--- start of PROVIDED RECORDS ---
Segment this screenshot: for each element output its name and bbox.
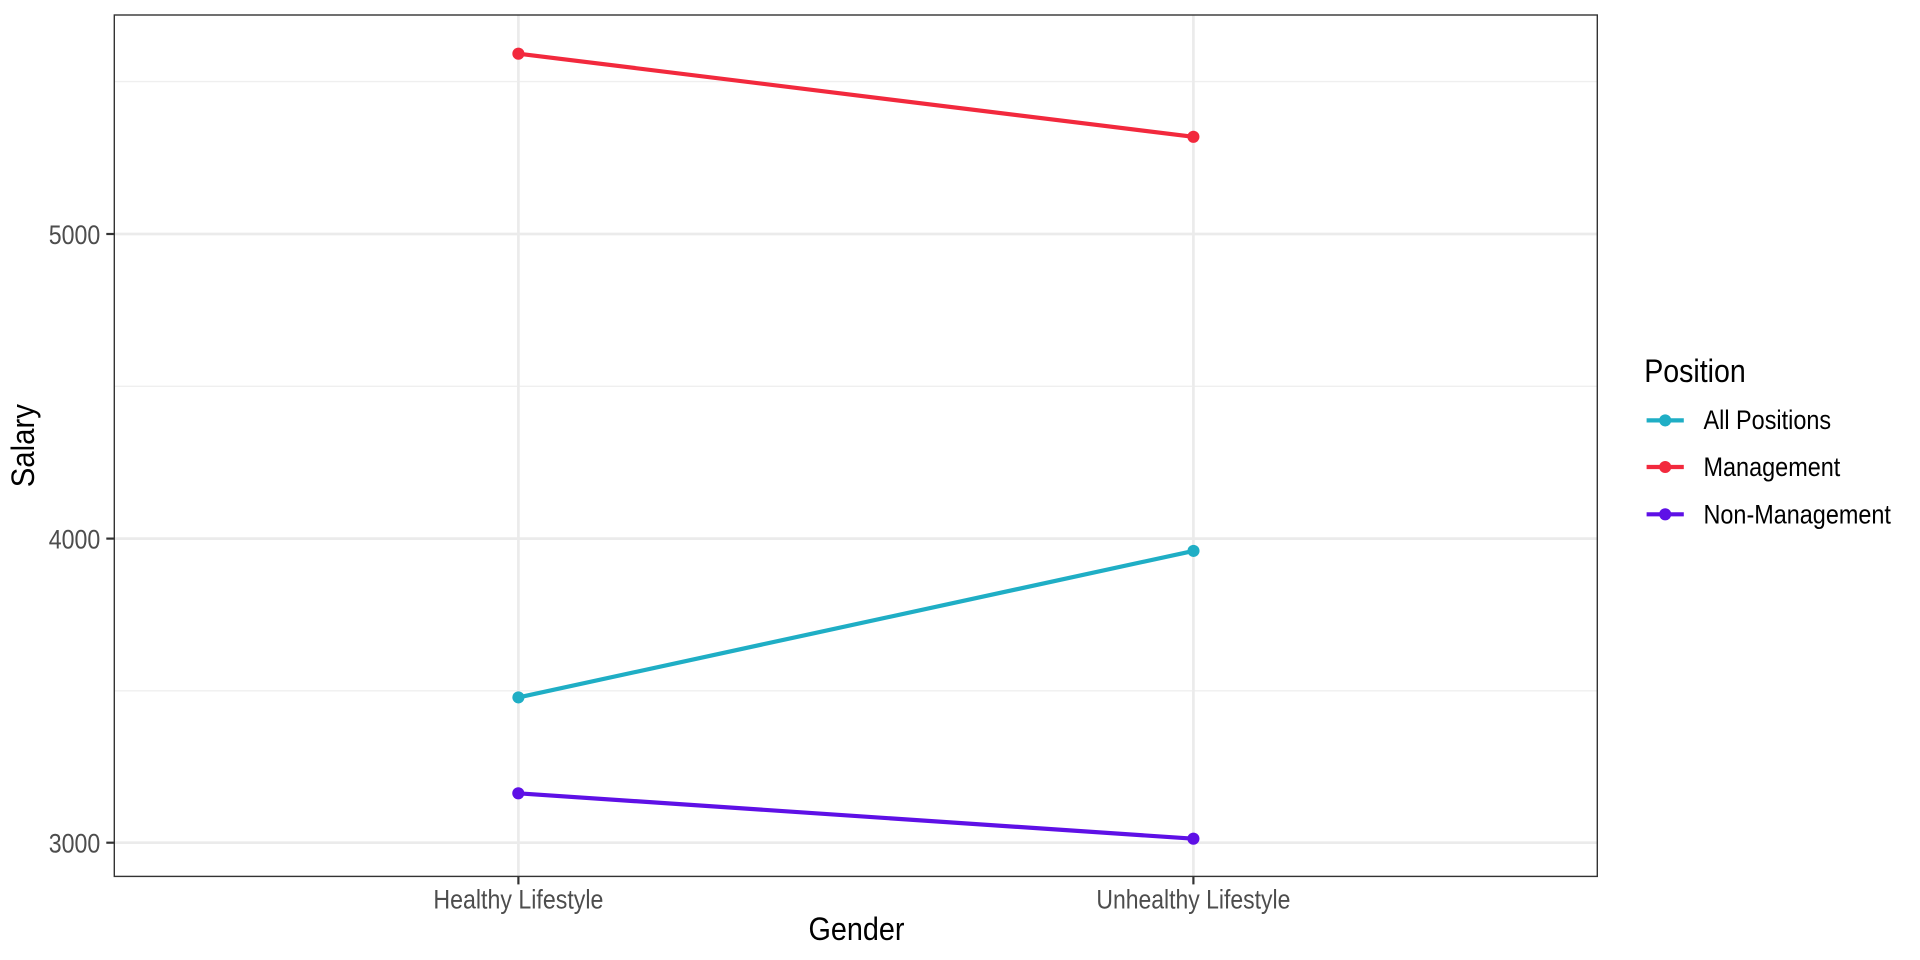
svg-text:All Positions: All Positions bbox=[1704, 405, 1832, 435]
svg-text:3000: 3000 bbox=[49, 828, 101, 858]
svg-text:Non-Management: Non-Management bbox=[1704, 499, 1892, 529]
svg-text:Salary: Salary bbox=[5, 403, 41, 487]
svg-text:Unhealthy Lifestyle: Unhealthy Lifestyle bbox=[1096, 885, 1290, 915]
svg-text:5000: 5000 bbox=[49, 220, 101, 250]
svg-text:Position: Position bbox=[1644, 353, 1746, 389]
svg-text:4000: 4000 bbox=[49, 525, 101, 555]
svg-text:Gender: Gender bbox=[809, 911, 905, 947]
svg-text:Healthy Lifestyle: Healthy Lifestyle bbox=[433, 884, 603, 914]
svg-text:Management: Management bbox=[1704, 452, 1841, 482]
--- end of PROVIDED RECORDS ---
> **GOAL**
Lay out the rows above as a numbered list, leaving out blank lines and the pictures.

> **TASK OUTPUT**
1. Segment this screenshot: for each element output its name and bbox.
2. svg-text:All Positions: All Positions bbox=[1704, 405, 1832, 435]
3. svg-text:3000: 3000 bbox=[49, 828, 101, 858]
4. svg-text:Non-Management: Non-Management bbox=[1704, 499, 1892, 529]
5. svg-text:Salary: Salary bbox=[5, 403, 41, 487]
6. svg-text:Unhealthy Lifestyle: Unhealthy Lifestyle bbox=[1096, 885, 1290, 915]
7. svg-text:5000: 5000 bbox=[49, 220, 101, 250]
8. svg-text:Position: Position bbox=[1644, 353, 1746, 389]
9. svg-text:4000: 4000 bbox=[49, 525, 101, 555]
10. svg-text:Gender: Gender bbox=[809, 911, 905, 947]
11. svg-text:Healthy Lifestyle: Healthy Lifestyle bbox=[433, 884, 603, 914]
12. svg-text:Management: Management bbox=[1704, 452, 1841, 482]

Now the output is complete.